# CHALLENGE
Lines containing the word "ยดนาม" are to be located and copied.

# PROVIDED ENTRIES
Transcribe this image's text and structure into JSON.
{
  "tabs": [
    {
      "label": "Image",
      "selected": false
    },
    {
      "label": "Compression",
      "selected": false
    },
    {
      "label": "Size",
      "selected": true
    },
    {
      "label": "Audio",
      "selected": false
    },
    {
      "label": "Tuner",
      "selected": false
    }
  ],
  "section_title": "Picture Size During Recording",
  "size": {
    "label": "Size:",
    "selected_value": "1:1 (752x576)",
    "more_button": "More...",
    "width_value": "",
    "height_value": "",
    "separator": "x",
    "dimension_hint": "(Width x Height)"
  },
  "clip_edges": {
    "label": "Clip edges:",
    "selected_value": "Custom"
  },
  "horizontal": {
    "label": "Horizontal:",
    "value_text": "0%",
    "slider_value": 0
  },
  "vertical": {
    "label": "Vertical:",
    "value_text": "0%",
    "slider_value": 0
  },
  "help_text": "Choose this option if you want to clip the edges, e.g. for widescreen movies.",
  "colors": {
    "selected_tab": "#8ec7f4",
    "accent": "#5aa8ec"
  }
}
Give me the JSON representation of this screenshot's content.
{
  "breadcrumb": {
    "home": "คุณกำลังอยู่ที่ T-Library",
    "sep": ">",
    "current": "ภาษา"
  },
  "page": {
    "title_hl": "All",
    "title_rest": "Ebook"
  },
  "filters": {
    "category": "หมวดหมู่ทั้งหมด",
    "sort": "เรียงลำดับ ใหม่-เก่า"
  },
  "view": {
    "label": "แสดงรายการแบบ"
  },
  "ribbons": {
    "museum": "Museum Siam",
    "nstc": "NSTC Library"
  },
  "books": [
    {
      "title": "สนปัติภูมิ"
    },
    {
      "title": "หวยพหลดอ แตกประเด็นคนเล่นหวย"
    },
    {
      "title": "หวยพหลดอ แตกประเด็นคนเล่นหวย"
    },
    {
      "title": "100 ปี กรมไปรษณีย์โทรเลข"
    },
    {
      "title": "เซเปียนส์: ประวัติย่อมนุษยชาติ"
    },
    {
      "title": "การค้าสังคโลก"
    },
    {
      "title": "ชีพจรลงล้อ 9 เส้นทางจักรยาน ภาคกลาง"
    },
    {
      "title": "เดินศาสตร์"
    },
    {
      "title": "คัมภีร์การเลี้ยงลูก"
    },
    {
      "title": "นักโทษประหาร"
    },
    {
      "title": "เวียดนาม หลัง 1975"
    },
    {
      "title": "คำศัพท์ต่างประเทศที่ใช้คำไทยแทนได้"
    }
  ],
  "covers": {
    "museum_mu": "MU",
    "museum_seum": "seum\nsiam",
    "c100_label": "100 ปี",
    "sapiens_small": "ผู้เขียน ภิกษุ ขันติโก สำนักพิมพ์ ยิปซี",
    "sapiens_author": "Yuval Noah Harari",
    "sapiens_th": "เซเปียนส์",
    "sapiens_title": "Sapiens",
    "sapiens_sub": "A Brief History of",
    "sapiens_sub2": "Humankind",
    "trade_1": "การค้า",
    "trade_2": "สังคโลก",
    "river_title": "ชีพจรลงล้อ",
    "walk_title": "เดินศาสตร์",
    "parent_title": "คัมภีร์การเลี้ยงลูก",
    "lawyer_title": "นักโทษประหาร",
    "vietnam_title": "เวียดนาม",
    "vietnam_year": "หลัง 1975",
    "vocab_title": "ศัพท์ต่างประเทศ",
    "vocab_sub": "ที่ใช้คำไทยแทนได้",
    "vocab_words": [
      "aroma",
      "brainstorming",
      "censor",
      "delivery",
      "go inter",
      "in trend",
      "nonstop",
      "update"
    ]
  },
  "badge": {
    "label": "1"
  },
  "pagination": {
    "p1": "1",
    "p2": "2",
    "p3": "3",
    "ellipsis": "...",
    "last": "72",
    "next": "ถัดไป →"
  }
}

# TASK RESPONSE
      "title": "เวียดนาม หลัง 1975"
    "vietnam_title": "เวียดนาม",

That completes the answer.